**Task prompt**
Please repeat the material word for word, beginning at the line that contains "Patent image size: (918, 742)." and stopping after the line that contains "The circuit board 127 is at (204, 251).".

**Data to process**
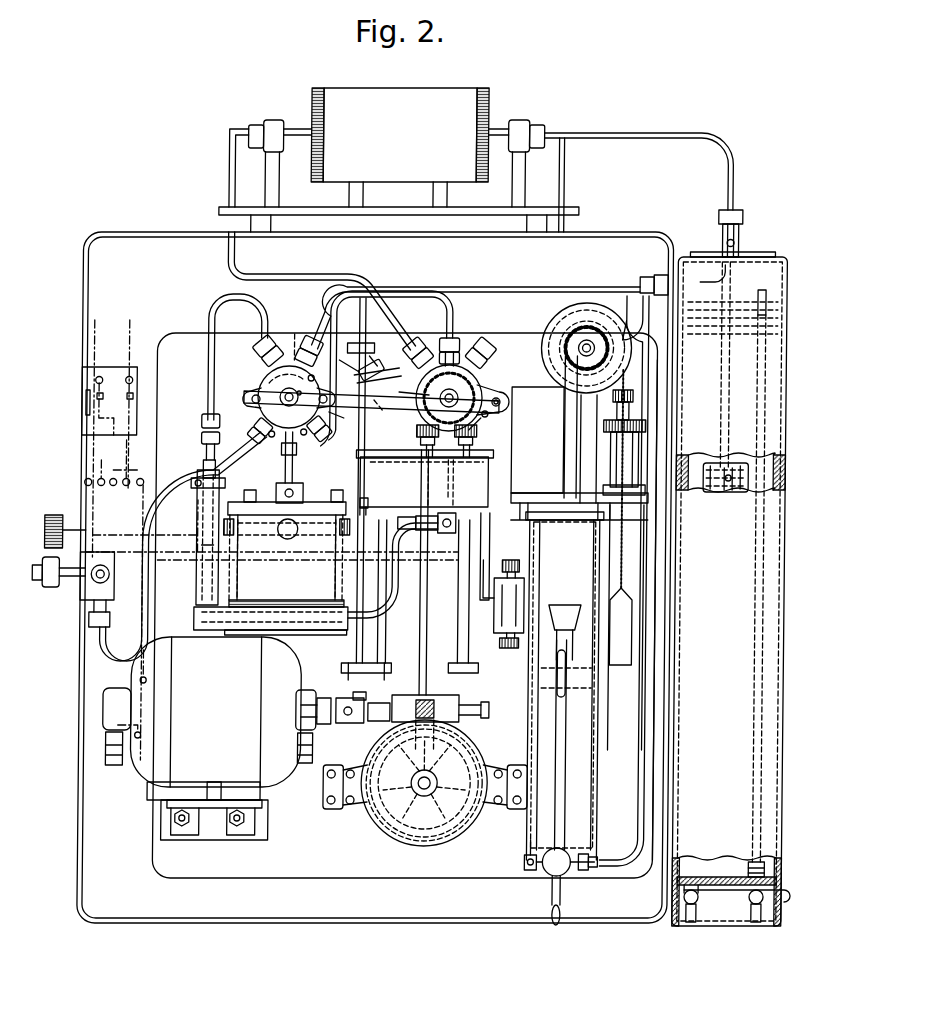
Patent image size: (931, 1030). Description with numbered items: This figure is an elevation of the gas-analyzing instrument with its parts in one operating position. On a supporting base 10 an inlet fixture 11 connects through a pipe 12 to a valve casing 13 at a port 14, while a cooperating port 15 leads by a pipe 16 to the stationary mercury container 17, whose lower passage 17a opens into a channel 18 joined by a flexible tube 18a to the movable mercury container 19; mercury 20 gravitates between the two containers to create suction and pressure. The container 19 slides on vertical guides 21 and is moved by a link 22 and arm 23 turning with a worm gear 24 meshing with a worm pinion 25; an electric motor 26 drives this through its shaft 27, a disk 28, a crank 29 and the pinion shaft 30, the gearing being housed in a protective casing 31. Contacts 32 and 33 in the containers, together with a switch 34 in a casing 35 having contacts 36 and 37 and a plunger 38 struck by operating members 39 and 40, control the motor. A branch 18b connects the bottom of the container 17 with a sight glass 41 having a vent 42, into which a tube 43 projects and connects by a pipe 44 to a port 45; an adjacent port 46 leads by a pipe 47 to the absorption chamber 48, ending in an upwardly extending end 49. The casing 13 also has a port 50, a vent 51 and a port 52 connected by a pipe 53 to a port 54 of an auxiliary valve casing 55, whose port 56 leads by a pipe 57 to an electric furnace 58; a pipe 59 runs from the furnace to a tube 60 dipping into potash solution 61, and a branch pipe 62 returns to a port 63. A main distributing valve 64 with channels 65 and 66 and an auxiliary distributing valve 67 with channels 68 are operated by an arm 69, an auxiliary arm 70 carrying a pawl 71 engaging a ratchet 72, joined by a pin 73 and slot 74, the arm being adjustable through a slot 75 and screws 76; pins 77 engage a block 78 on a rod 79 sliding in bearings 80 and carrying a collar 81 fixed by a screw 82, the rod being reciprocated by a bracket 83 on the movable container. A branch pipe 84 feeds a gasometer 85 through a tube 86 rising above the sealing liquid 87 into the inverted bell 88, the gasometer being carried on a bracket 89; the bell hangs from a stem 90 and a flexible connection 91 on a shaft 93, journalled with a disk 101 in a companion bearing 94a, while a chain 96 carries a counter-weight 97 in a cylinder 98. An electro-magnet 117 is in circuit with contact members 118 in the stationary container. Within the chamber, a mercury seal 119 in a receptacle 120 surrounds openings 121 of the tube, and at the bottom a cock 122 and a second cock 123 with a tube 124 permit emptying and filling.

The supporting base 10 is at (170, 245).
The inlet fixture 11 is at (53, 587).
The pipe 12 is at (200, 478).
The valve casing 13 is at (257, 388).
The port 14 is at (256, 420).
The port 15 is at (263, 441).
The pipe 16 is at (295, 476).
The stationary mercury container 17 is at (286, 557).
The passage 17a is at (290, 604).
The channel 18 is at (250, 635).
The flexible tube 18a is at (372, 616).
The branch 18b is at (197, 612).
The movable mercury container 19 is at (425, 478).
The mercury 20 is at (262, 515).
The vertical guides 21 is at (389, 645).
The link 22 is at (431, 632).
The arm 23 is at (424, 779).
The worm gear 24 is at (486, 748).
The worm pinion 25 is at (438, 700).
The electric motor 26 is at (209, 738).
The motor shaft 27 is at (330, 700).
The disk 28 is at (352, 724).
The crank 29 is at (372, 698).
The pinion shaft 30 is at (404, 705).
The protective casing 31 is at (470, 738).
The electrical contacts 32 is at (246, 525).
The electrical contacts 33 is at (455, 460).
The electric switch 34 is at (528, 594).
The protective casing 35 is at (500, 622).
The switch contact 36 is at (540, 608).
The switch contact 37 is at (497, 605).
The plunger 38 is at (524, 583).
The operating member 39 is at (492, 436).
The operating member 40 is at (497, 596).
The sight glass 41 is at (200, 588).
The vent 42 is at (193, 484).
The tube 43 is at (204, 567).
The pipe 44 is at (210, 367).
The port 45 is at (282, 381).
The port 46 is at (316, 352).
The pipe 47 is at (330, 299).
The absorption chamber 48 is at (787, 490).
The upwardly extending end 49 is at (712, 283).
The port 50 is at (306, 391).
The vent 51 is at (316, 376).
The port 52 is at (330, 430).
The pipe 53 is at (410, 294).
The port 54 is at (458, 342).
The auxiliary valve casing 55 is at (522, 400).
The port 56 is at (420, 346).
The pipe 57 is at (285, 276).
The electric furnace 58 is at (399, 160).
The pipe 59 is at (624, 136).
The tube 60 is at (724, 396).
The potash solution 61 is at (748, 298).
The branch pipe 62 is at (563, 190).
The port 63 is at (492, 363).
The main distributing valve 64 is at (265, 372).
The channel 65 is at (312, 440).
The channel 66 is at (292, 338).
The auxiliary distributing valve 67 is at (503, 406).
The channels 68 is at (500, 394).
The arm 69 is at (253, 398).
The auxiliary arm 70 is at (371, 402).
The pawl 71 is at (413, 390).
The ratchet 72 is at (482, 420).
The pin 73 is at (377, 375).
The slot 74 is at (381, 364).
The slot 75 is at (351, 358).
The screws 76 is at (338, 419).
The pins 77 is at (372, 382).
The block 78 is at (384, 411).
The rod 79 is at (360, 322).
The bearings 80 is at (368, 343).
The collar 81 is at (362, 506).
The screw 82 is at (368, 502).
The bracket 83 is at (418, 430).
The branch pipe 84 is at (642, 338).
The gasometer 85 is at (602, 781).
The tube 86 is at (560, 775).
The sealing liquid 87 is at (570, 670).
The inverted bell 88 is at (590, 555).
The supporting bracket 89 is at (554, 500).
The stem 90 is at (566, 448).
The flexible connection 91 is at (567, 372).
The shaft 93 is at (586, 346).
The companion bearing 94a is at (582, 348).
The chain 96 is at (624, 375).
The counter-weight 97 is at (624, 665).
The cylinder 98 is at (660, 723).
The disk 101 is at (592, 305).
The electro-magnet 117 is at (56, 531).
The contact members 118 is at (305, 515).
The mercury seal 119 is at (716, 467).
The receptacle 120 is at (716, 493).
The openings 121 is at (733, 476).
The cock 122 is at (700, 903).
The cock 123 is at (757, 901).
The tube 124 is at (754, 866).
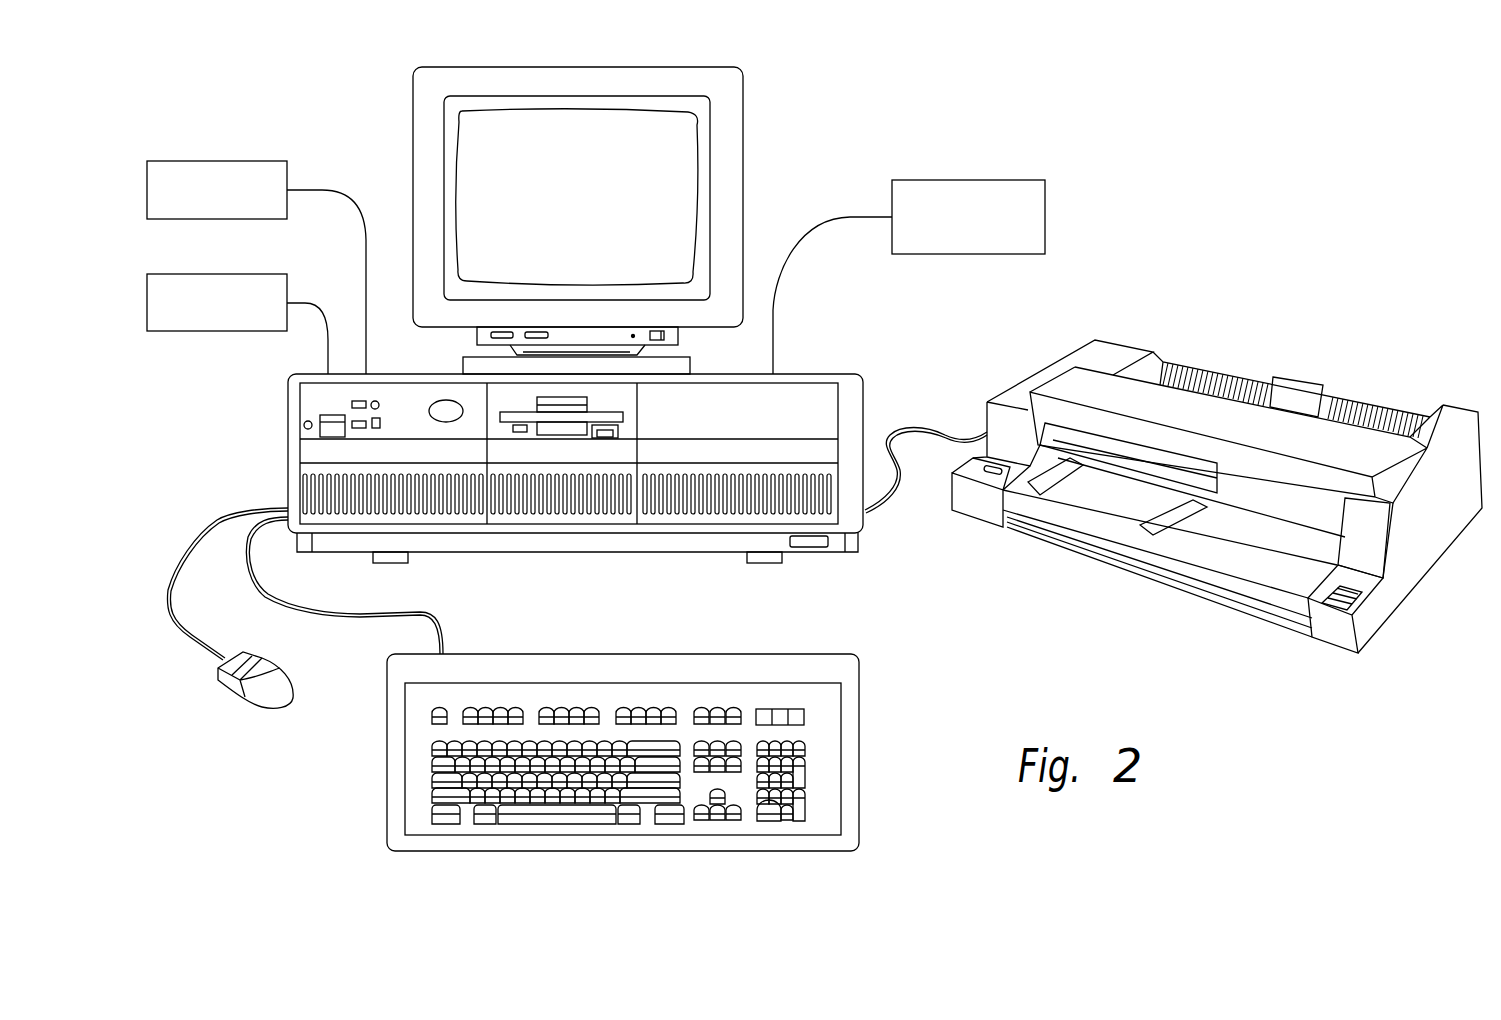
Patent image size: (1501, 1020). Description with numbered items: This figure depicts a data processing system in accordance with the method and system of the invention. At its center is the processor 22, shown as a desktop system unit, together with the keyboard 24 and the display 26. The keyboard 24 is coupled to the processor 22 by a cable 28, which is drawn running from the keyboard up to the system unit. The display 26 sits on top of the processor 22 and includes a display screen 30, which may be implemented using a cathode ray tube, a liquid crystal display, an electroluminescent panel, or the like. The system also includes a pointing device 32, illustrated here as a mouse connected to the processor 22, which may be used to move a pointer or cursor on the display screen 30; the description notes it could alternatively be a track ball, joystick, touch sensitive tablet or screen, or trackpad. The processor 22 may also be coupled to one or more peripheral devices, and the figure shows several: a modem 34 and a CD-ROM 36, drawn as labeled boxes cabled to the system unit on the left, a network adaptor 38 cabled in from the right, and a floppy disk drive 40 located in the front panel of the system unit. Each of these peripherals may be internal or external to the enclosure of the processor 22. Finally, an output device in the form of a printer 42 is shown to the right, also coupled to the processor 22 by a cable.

The processor 22 is at (578, 445).
The keyboard 24 is at (699, 651).
The display 26 is at (752, 214).
The cable 28 is at (441, 622).
The display screen 30 is at (657, 148).
The pointing device 32 is at (222, 697).
The modem 34 is at (183, 161).
The CD-ROM 36 is at (183, 273).
The network adaptor 38 is at (1008, 180).
The floppy disk drive 40 is at (557, 425).
The printer 42 is at (1005, 364).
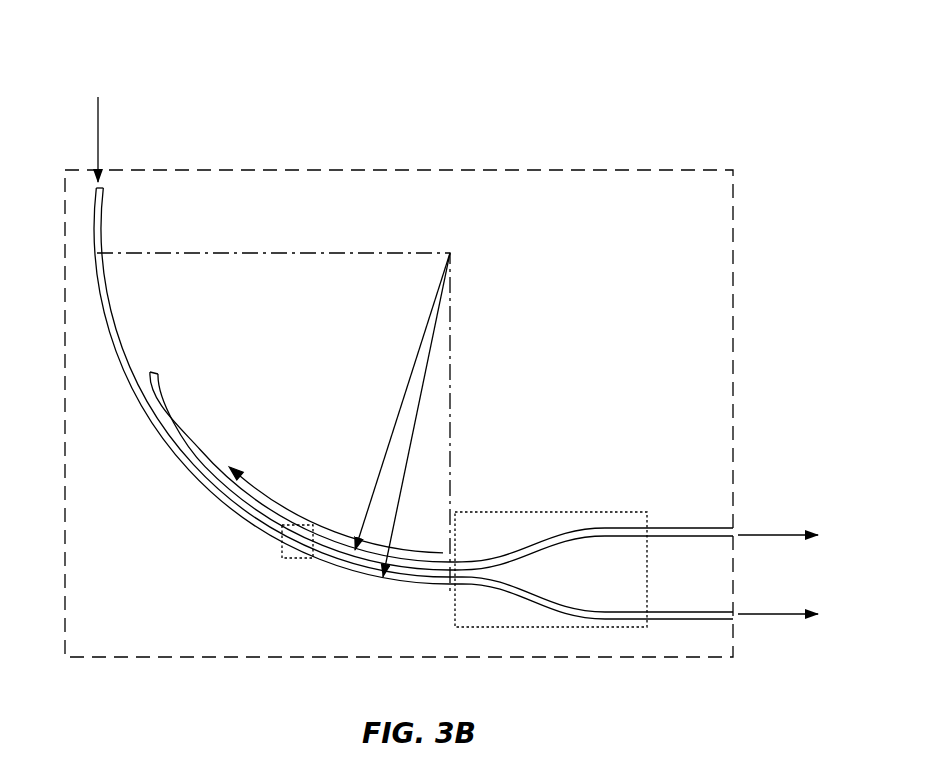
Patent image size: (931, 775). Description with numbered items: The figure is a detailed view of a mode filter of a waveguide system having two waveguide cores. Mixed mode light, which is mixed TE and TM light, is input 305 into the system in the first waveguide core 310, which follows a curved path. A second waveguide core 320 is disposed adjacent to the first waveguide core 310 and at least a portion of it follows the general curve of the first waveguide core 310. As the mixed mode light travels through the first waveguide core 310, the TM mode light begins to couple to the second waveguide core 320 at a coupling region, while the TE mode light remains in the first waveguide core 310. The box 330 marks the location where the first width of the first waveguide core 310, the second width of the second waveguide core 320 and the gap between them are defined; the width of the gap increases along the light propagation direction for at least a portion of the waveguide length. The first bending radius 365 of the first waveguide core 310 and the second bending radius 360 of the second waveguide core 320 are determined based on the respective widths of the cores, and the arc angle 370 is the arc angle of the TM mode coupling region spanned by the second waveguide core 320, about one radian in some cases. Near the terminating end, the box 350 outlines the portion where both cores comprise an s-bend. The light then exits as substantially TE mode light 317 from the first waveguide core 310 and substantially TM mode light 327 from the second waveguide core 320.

The mixed mode light input 305 is at (98, 42).
The first waveguide core 310 is at (98, 253).
The second waveguide core 320 is at (163, 400).
The box 330 is at (282, 550).
The box 350 is at (528, 512).
The bending radius R2 360 is at (423, 345).
The bending radius R1 365 is at (393, 522).
The arc angle θ 370 is at (274, 498).
The TM mode light output 327 is at (768, 472).
The TE mode light output 317 is at (775, 625).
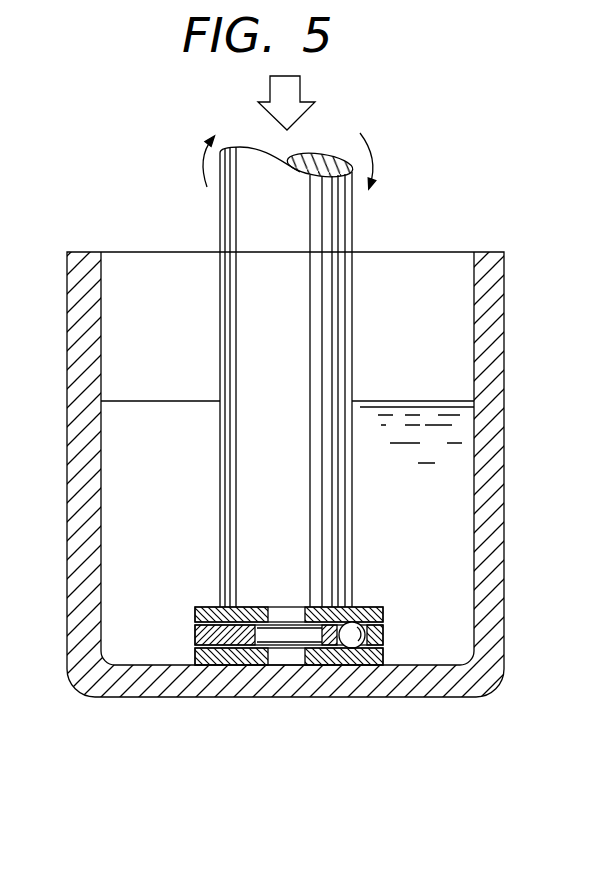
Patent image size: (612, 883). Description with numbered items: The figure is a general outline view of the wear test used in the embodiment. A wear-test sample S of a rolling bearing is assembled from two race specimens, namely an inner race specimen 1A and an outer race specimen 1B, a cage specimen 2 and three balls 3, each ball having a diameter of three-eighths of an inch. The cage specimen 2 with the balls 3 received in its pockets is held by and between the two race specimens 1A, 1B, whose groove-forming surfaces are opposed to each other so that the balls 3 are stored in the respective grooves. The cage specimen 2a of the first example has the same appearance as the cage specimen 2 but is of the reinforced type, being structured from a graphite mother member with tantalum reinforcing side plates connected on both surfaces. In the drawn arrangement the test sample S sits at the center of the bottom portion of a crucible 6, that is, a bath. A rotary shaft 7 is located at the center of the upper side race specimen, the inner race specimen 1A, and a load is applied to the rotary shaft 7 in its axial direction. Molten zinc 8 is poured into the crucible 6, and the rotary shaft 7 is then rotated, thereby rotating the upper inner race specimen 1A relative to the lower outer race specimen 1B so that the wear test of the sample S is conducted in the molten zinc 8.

The crucible 6 is at (492, 283).
The rotary shaft 7 is at (332, 223).
The molten zinc 8 is at (465, 431).
The inner race specimen 1A is at (373, 607).
The outer race specimen 1B is at (373, 665).
The cage specimen 2 is at (398, 628).
The cage specimen 2a is at (329, 635).
The ball 3 is at (350, 648).
The wear-test sample S is at (313, 642).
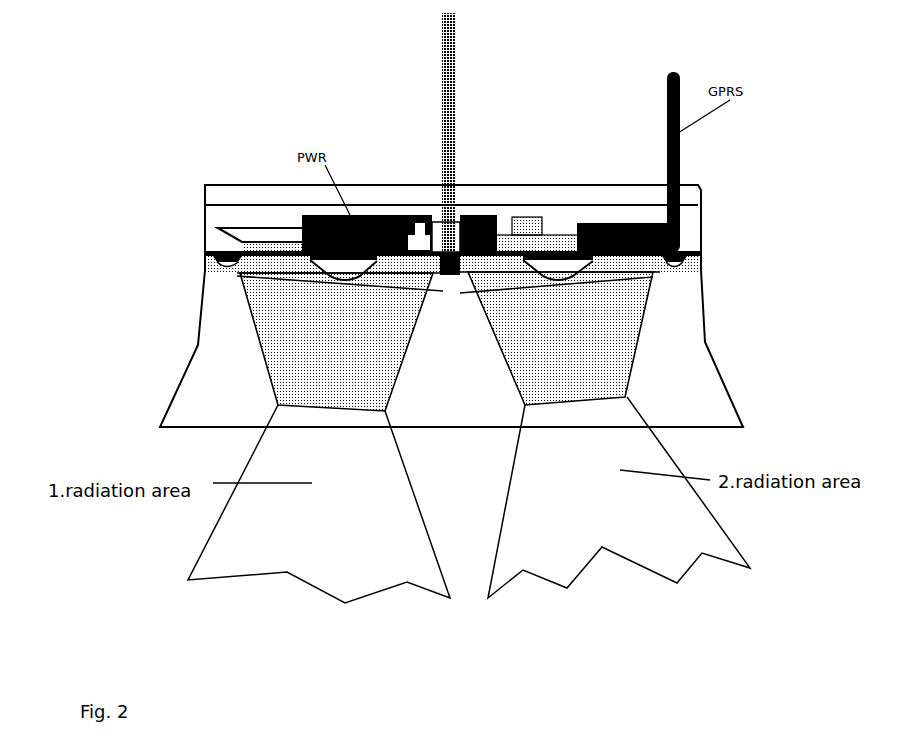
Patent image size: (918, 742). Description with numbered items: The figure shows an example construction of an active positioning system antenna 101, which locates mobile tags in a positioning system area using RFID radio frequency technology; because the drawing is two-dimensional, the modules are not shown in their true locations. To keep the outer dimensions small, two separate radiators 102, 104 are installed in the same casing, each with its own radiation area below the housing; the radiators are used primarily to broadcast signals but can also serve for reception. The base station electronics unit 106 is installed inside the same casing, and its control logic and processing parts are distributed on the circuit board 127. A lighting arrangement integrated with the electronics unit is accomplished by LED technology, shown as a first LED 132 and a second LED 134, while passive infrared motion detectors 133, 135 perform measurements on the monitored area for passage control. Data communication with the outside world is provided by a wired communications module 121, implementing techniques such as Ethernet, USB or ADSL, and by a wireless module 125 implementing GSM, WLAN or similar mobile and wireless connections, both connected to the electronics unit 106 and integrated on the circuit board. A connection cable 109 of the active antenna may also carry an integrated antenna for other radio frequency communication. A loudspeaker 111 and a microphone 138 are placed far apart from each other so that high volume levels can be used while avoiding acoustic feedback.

The active positioning system antenna 101 is at (205, 185).
The electronics unit 106 is at (252, 222).
The connection cable 109 is at (455, 48).
The loudspeaker 111 is at (240, 228).
The wired communications module 121 is at (525, 233).
The wireless communication module 125 is at (690, 238).
The circuit board 127 is at (204, 251).
The LED 132 is at (214, 263).
The infrared motion detector 133 is at (310, 283).
The LED 134 is at (690, 257).
The infrared motion detector 135 is at (470, 272).
The microphone 138 is at (507, 278).
The radiator 102 is at (295, 365).
The radiator 104 is at (593, 375).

**Finished exercise**
Patent image size: (918, 742). Description with numbered items: The figure shows an example construction of an active positioning system antenna 101, which locates mobile tags in a positioning system area using RFID radio frequency technology; because the drawing is two-dimensional, the modules are not shown in their true locations. To keep the outer dimensions small, two separate radiators 102, 104 are installed in the same casing, each with its own radiation area below the housing; the radiators are used primarily to broadcast signals but can also serve for reception. The base station electronics unit 106 is installed inside the same casing, and its control logic and processing parts are distributed on the circuit board 127. A lighting arrangement integrated with the electronics unit is accomplished by LED technology, shown as a first LED 132 and a second LED 134, while passive infrared motion detectors 133, 135 perform measurements on the monitored area for passage control. Data communication with the outside world is provided by a wired communications module 121, implementing techniques such as Ethernet, USB or ADSL, and by a wireless module 125 implementing GSM, WLAN or similar mobile and wireless connections, both connected to the electronics unit 106 and integrated on the circuit board. A connection cable 109 of the active antenna may also carry an integrated antenna for other radio frequency communication. A loudspeaker 111 and a microphone 138 are placed far apart from each other so that high volume levels can be used while avoiding acoustic feedback.

The active positioning system antenna 101 is at (205, 185).
The electronics unit 106 is at (252, 222).
The connection cable 109 is at (455, 48).
The loudspeaker 111 is at (240, 228).
The wired communications module 121 is at (525, 233).
The wireless communication module 125 is at (690, 238).
The circuit board 127 is at (204, 251).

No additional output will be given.